**The problem:** Write out every entry precisely as given, leaving the pictures out.

**Input rows:**
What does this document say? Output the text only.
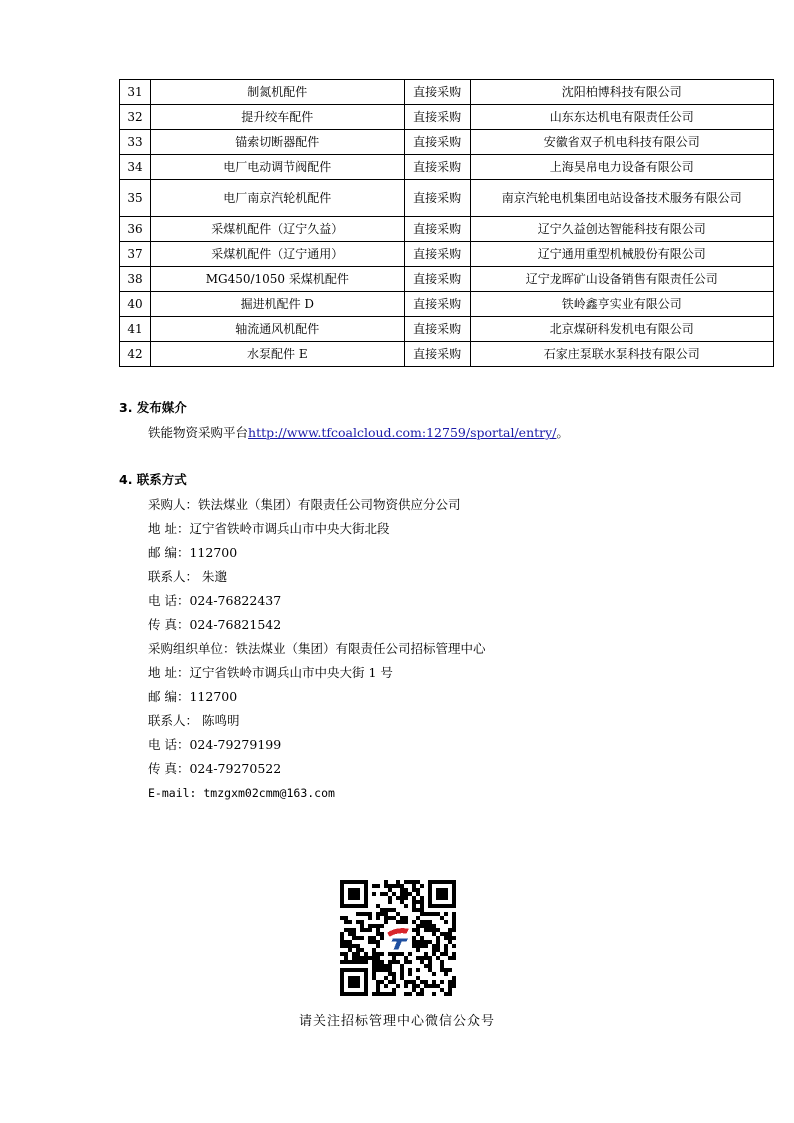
31	制氮机配件	直接采购	沈阳柏博科技有限公司
32	提升绞车配件	直接采购	山东东达机电有限责任公司
33	锚索切断器配件	直接采购	安徽省双子机电科技有限公司
34	电厂电动调节阀配件	直接采购	上海昊帛电力设备有限公司
35	电厂南京汽轮机配件	直接采购	南京汽轮电机集团电站设备技术服务有限公司
36	采煤机配件（辽宁久益）	直接采购	辽宁久益创达智能科技有限公司
37	采煤机配件（辽宁通用）	直接采购	辽宁通用重型机械股份有限公司
38	MG450/1050 采煤机配件	直接采购	辽宁龙晖矿山设备销售有限责任公司
40	掘进机配件 D	直接采购	铁岭鑫亨实业有限公司
41	轴流通风机配件	直接采购	北京煤研科发机电有限公司
42	水泵配件 E	直接采购	石家庄泵联水泵科技有限公司
3. 发布媒介
铁能物资采购平台http://www.tfcoalcloud.com:12759/sportal/entry/。
4. 联系方式
采购人：铁法煤业（集团）有限责任公司物资供应分公司
地 址：辽宁省铁岭市调兵山市中央大街北段
邮 编：112700
联系人： 朱邈
电 话：024-76822437
传 真：024-76821542
采购组织单位：铁法煤业（集团）有限责任公司招标管理中心
地 址：辽宁省铁岭市调兵山市中央大街 1 号
邮 编：112700
联系人： 陈鸣明
电 话：024-79279199
传 真：024-79270522
E-mail: tmzgxm02cmm@163.com
请关注招标管理中心微信公众号
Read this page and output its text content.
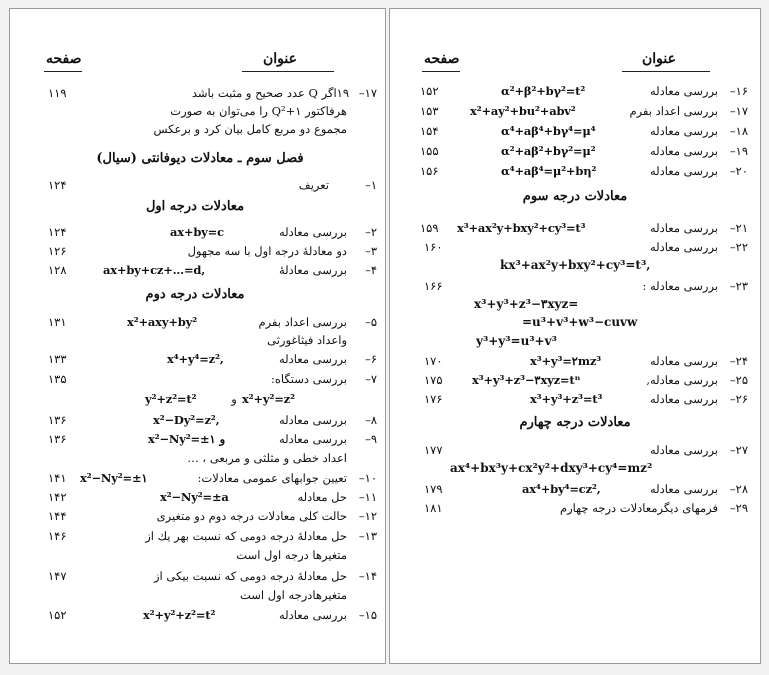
عنوان
صفحه
۱۱۹	۱۷–
۱۹اگر Q عدد صحیح و مثبت باشد
هرفاکتور ۱+Q² را می‌توان به صورت
مجموع دو مربع کامل بیان کرد و برعکس
فصل سوم ـ معادلات دیوفانتی (سیال)
۱۲۴	۱–
تعریف
معادلات درجه اول
۱۲۴	ax+by=c	بررسی معادله	۲–
۱۲۶	دو معادلهٔ درجه اول با سه مجهول	۳–
۱۲۸	ax+by+cz+…=d,	بررسی معادلهٔ	۴–
معادلات درجه دوم
۱۳۱	x²+axy+by²	بررسی اعداد بفرم	۵–
واعداد فیثاغورثی
۱۳۳	x⁴+y⁴=z²,	بررسی معادله	۶–
۱۳۵	بررسی دستگاه:	۷–
y²+z²=t²	و x²+y²=z²
۱۳۶	x²−Dy²=z²,	بررسی معادله	۸–
۱۳۶	x²−Ny²=±۱ و	بررسی معادله	۹–
اعداد خطی و مثلثی و مربعی ، …
۱۴۱	x²−Ny²=±۱	تعیین جوابهای عمومی معادلات:	۱۰–
۱۴۲	x²−Ny²=±a	حل معادله	۱۱–
۱۴۴	حالت کلی معادلات درجه دوم دو متغیری	۱۲–
۱۴۶	حل معادلهٔ درجه دومی که نسبت بهر یك از	۱۳–
متغیرها درجه اول است
۱۴۷	حل معادلهٔ درجه دومی که نسبت بیکی از	۱۴–
متغیرهادرجه اول است
۱۵۲	x²+y²+z²=t²	بررسی معادله	۱۵–
عنوان
صفحه
۱۵۲	α²+β²+bγ²=t²	بررسی معادله	۱۶–
۱۵۳	x²+ay²+bu²+abv²	بررسی اعداد بفرم	۱۷–
۱۵۴	α⁴+aβ⁴+bγ⁴=μ⁴	بررسی معادله	۱۸–
۱۵۵	α²+aβ²+bγ²=μ²	بررسی معادله	۱۹–
۱۵۶	α⁴+aβ⁴=μ²+bη²	بررسی معادله	۲۰–
معادلات درجه سوم
۱۵۹	x³+ax²y+bxy²+cy³=t³	بررسی معادله	۲۱–
۱۶۰	بررسی معادله	۲۲–
kx³+ax²y+bxy²+cy³=t³,
۱۶۶	بررسی معادله :	۲۳–
x³+y³+z³−۳xyz=
=u³+v³+w³−cuvw
y³+y³=u³+v³
۱۷۰	x³+y³=۲mz³	بررسی معادله	۲۴–
۱۷۵	x³+y³+z³−۳xyz=tⁿ	بررسی معادله,	۲۵–
۱۷۶	x³+y³+z³=t³	بررسی معادله	۲۶–
معادلات درجه چهارم
۱۷۷	بررسی معادله	۲۷–
ax⁴+bx³y+cx²y²+dxy³+cy⁴=mz²
۱۷۹	ax⁴+by⁴=cz²,	بررسی معادله	۲۸–
۱۸۱	فرمهای دیگرمعادلات درجه چهارم	۲۹–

**Output of the task:**
What does this document say? Output the text only.
31	制氮机配件	直接采购	沈阳柏博科技有限公司
32	提升绞车配件	直接采购	山东东达机电有限责任公司
33	锚索切断器配件	直接采购	安徽省双子机电科技有限公司
34	电厂电动调节阀配件	直接采购	上海昊帛电力设备有限公司
35	电厂南京汽轮机配件	直接采购	南京汽轮电机集团电站设备技术服务有限公司
36	采煤机配件（辽宁久益）	直接采购	辽宁久益创达智能科技有限公司
37	采煤机配件（辽宁通用）	直接采购	辽宁通用重型机械股份有限公司
38	MG450/1050 采煤机配件	直接采购	辽宁龙晖矿山设备销售有限责任公司
40	掘进机配件 D	直接采购	铁岭鑫亨实业有限公司
41	轴流通风机配件	直接采购	北京煤研科发机电有限公司
42	水泵配件 E	直接采购	石家庄泵联水泵科技有限公司
3. 发布媒介
铁能物资采购平台http://www.tfcoalcloud.com:12759/sportal/entry/。
4. 联系方式
采购人：铁法煤业（集团）有限责任公司物资供应分公司
地 址：辽宁省铁岭市调兵山市中央大街北段
邮 编：112700
联系人： 朱邈
电 话：024-76822437
传 真：024-76821542
采购组织单位：铁法煤业（集团）有限责任公司招标管理中心
地 址：辽宁省铁岭市调兵山市中央大街 1 号
邮 编：112700
联系人： 陈鸣明
电 话：024-79279199
传 真：024-79270522
E-mail: tmzgxm02cmm@163.com
请关注招标管理中心微信公众号
Read this page and output its text content.
عنوان
صفحه
۱۱۹	۱۷–
۱۹اگر Q عدد صحیح و مثبت باشد
هرفاکتور ۱+Q² را می‌توان به صورت
مجموع دو مربع کامل بیان کرد و برعکس
فصل سوم ـ معادلات دیوفانتی (سیال)
۱۲۴	۱–
تعریف
معادلات درجه اول
۱۲۴	ax+by=c	بررسی معادله	۲–
۱۲۶	دو معادلهٔ درجه اول با سه مجهول	۳–
۱۲۸	ax+by+cz+…=d,	بررسی معادلهٔ	۴–
معادلات درجه دوم
۱۳۱	x²+axy+by²	بررسی اعداد بفرم	۵–
واعداد فیثاغورثی
۱۳۳	x⁴+y⁴=z²,	بررسی معادله	۶–
۱۳۵	بررسی دستگاه:	۷–
y²+z²=t²	و x²+y²=z²
۱۳۶	x²−Dy²=z²,	بررسی معادله	۸–
۱۳۶	x²−Ny²=±۱ و	بررسی معادله	۹–
اعداد خطی و مثلثی و مربعی ، …
۱۴۱	x²−Ny²=±۱	تعیین جوابهای عمومی معادلات:	۱۰–
۱۴۲	x²−Ny²=±a	حل معادله	۱۱–
۱۴۴	حالت کلی معادلات درجه دوم دو متغیری	۱۲–
۱۴۶	حل معادلهٔ درجه دومی که نسبت بهر یك از	۱۳–
متغیرها درجه اول است
۱۴۷	حل معادلهٔ درجه دومی که نسبت بیکی از	۱۴–
متغیرهادرجه اول است
۱۵۲	x²+y²+z²=t²	بررسی معادله	۱۵–
عنوان
صفحه
۱۵۲	α²+β²+bγ²=t²	بررسی معادله	۱۶–
۱۵۳	x²+ay²+bu²+abv²	بررسی اعداد بفرم	۱۷–
۱۵۴	α⁴+aβ⁴+bγ⁴=μ⁴	بررسی معادله	۱۸–
۱۵۵	α²+aβ²+bγ²=μ²	بررسی معادله	۱۹–
۱۵۶	α⁴+aβ⁴=μ²+bη²	بررسی معادله	۲۰–
معادلات درجه سوم
۱۵۹	x³+ax²y+bxy²+cy³=t³	بررسی معادله	۲۱–
۱۶۰	بررسی معادله	۲۲–
kx³+ax²y+bxy²+cy³=t³,
۱۶۶	بررسی معادله :	۲۳–
x³+y³+z³−۳xyz=
=u³+v³+w³−cuvw
y³+y³=u³+v³
۱۷۰	x³+y³=۲mz³	بررسی معادله	۲۴–
۱۷۵	x³+y³+z³−۳xyz=tⁿ	بررسی معادله,	۲۵–
۱۷۶	x³+y³+z³=t³	بررسی معادله	۲۶–
معادلات درجه چهارم
۱۷۷	بررسی معادله	۲۷–
ax⁴+bx³y+cx²y²+dxy³+cy⁴=mz²
۱۷۹	ax⁴+by⁴=cz²,	بررسی معادله	۲۸–
۱۸۱	فرمهای دیگرمعادلات درجه چهارم	۲۹–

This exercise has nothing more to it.